*Study text:*

Buying security products is often a waste of money

By Liam Tung, ZDNet Australia
Tuesday, February 19, 2008 09:15 AM

Businesses waste millions of dollars trying protecting their IT infrastructure but too many investment decisions are corrupted by poorly applied mathematics.

"I believe that industry, by and large, is wasting money on security today," said Gene Hodges, CEO of security firm, Websense.

Hodges said the need to feel secure has lead to business making poor investment decisions when it comes to IT security. This has resulted in money being disproportionately allocated to preventing attacks on IT infrastructure.

"Attacks were, for the '90s and the first half of this decade, focused on the infrastructure and the bad guys' objective was to take down your e-mail system, to take down your network connectivity through DDoS attacks...that's why we bought firewalls and antivirus, IDS and IPS.

"I think spending money on classic infrastructure security gives you a sense of security, but actually, you know ...it doesn't matter that much," he said.

Hodges' comments echo those of security guru Bruce Schneier, who recently warned business to avoid getting "caught up in the feeling of security, driven by fear".

But this doesn't mean that spending on security is a waste of money, according to Hodges, who said that overzealous budgets for securing infrastructure are wasteful because their relationship to a company's financial performance is more tenuous than say, data leakage.

"So what if some IT guys have to work over the weekend to clean up laptops. I mean, I'm sorry to say this but you know that's generally the way a CEO would feel.

"On the other hand, that same CEO, if he thought he was going to be embarrassed and the stock price depressed through a major data leak, he would be very happy to make that investment--and I think that's well beyond the feeling of security," Hodges told ZDNet Asia sister site ZDNet.com.au.

Schneier said that another problem faced by administrators is knowing how much security products are worth.

"If you've ever see one of those ROI models, what they do is measure the cost of an attack and then multiply it by the probability of an attack to give you how much money you should spend--this is how all insurance companies build their business model," Schneier told ZDNet.com.au in an interview.

"Maybe your reputation is worth US$20 million, or maybe it is only worth US$10 million, or maybe it is worth US$40 million. Suddenly I can completely perturb your budget--because the numbers are so big and so small, that minor changes perceptually make huge changes to the product. So I can make an ROI model say whatever I want," he added.

[Structured page parsing data]
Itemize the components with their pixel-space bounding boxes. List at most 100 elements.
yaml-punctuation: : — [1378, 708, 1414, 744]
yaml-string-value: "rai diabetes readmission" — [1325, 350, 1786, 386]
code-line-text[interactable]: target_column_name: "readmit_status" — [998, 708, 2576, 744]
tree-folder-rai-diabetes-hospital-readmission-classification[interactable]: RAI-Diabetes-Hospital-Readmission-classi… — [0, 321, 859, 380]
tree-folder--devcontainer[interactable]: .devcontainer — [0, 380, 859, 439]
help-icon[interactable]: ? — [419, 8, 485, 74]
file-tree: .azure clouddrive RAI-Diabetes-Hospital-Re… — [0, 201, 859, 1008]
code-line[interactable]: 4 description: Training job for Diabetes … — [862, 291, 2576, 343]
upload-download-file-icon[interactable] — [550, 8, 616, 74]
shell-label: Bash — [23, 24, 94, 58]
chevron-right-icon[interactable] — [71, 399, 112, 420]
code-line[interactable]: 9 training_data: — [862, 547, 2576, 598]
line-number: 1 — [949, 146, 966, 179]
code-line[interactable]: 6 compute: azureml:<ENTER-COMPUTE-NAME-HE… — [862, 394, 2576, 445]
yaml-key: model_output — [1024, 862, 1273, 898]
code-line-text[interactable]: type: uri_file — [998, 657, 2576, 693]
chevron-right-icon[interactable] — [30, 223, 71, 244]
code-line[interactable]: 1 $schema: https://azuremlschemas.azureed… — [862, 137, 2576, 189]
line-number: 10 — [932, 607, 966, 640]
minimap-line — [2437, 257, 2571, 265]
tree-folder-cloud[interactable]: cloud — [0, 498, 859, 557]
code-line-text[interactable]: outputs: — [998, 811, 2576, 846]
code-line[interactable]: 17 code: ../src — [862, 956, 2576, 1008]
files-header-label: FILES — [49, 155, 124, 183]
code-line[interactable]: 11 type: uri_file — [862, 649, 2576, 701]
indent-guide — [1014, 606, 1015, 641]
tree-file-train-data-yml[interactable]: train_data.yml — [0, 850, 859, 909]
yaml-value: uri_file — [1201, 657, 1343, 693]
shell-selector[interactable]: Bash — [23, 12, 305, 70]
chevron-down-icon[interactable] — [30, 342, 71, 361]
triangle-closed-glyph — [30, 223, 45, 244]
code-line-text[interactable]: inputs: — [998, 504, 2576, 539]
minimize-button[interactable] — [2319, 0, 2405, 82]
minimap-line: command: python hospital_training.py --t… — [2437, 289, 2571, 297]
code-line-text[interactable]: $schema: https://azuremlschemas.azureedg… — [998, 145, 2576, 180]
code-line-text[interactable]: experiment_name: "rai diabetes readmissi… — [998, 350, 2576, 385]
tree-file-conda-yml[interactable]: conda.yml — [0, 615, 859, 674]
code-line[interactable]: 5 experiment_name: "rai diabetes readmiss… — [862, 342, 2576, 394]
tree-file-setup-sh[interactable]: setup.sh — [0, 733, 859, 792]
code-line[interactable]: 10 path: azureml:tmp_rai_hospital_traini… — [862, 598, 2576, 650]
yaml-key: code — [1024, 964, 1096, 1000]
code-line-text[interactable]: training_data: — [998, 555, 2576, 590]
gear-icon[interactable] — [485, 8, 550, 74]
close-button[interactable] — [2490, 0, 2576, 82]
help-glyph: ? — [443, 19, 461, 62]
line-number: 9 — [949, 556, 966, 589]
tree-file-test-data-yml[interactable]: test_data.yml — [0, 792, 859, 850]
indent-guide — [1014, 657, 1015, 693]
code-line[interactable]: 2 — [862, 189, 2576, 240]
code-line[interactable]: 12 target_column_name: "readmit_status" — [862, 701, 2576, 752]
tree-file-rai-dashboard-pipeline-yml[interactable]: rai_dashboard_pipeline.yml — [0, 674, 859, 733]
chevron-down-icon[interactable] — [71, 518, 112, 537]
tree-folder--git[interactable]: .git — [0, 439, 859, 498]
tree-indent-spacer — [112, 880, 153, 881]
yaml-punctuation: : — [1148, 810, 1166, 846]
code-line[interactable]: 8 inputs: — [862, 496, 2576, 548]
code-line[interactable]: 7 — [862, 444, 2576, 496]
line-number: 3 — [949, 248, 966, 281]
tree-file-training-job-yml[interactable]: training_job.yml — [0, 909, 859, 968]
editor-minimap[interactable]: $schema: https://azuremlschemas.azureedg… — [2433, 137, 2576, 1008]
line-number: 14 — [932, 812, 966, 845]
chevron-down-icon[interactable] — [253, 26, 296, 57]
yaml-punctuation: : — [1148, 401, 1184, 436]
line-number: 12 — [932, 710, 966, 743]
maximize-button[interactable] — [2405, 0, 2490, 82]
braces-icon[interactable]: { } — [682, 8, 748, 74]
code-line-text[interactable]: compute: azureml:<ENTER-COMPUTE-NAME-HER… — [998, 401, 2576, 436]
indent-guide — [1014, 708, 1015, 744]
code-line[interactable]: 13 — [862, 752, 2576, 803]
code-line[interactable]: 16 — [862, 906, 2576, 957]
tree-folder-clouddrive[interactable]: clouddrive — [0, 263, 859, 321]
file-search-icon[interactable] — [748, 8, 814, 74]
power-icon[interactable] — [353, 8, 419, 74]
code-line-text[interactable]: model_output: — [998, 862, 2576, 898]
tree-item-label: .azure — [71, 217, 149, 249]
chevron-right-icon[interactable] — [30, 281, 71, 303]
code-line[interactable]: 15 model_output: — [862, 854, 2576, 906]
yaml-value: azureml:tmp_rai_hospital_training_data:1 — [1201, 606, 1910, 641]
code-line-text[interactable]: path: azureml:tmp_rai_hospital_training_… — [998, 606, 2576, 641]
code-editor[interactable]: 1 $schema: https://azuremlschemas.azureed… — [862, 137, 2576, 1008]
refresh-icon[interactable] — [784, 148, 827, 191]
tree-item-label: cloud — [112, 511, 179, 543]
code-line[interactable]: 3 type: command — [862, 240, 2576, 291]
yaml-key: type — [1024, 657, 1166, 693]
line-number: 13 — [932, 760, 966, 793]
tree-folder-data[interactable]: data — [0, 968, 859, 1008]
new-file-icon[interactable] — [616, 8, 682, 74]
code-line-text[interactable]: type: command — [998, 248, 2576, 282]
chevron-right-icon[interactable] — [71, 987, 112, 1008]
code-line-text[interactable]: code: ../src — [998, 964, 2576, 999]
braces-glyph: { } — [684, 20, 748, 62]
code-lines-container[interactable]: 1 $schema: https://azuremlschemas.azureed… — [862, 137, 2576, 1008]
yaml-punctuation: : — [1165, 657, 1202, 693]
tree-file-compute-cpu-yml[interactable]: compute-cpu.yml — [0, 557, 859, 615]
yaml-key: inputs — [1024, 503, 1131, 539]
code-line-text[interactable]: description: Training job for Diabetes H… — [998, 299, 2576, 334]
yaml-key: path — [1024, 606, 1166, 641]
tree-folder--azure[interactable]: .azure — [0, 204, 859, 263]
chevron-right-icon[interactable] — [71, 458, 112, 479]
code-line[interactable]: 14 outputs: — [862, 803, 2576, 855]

*Exercise directions:*
In the article on security spending, condense the paragraph beginning "But this doesn't mean" into a shorter version that keeps its main facts. The listing was taken from a separate source and is unrelated to the article.

*Solution for this problem:*
Hodges says security spending itself is not a waste. Overzealous budgets for securing infrastructure are wasteful, though, because their link to a company's financial performance is weaker than that of risks such as data leakage.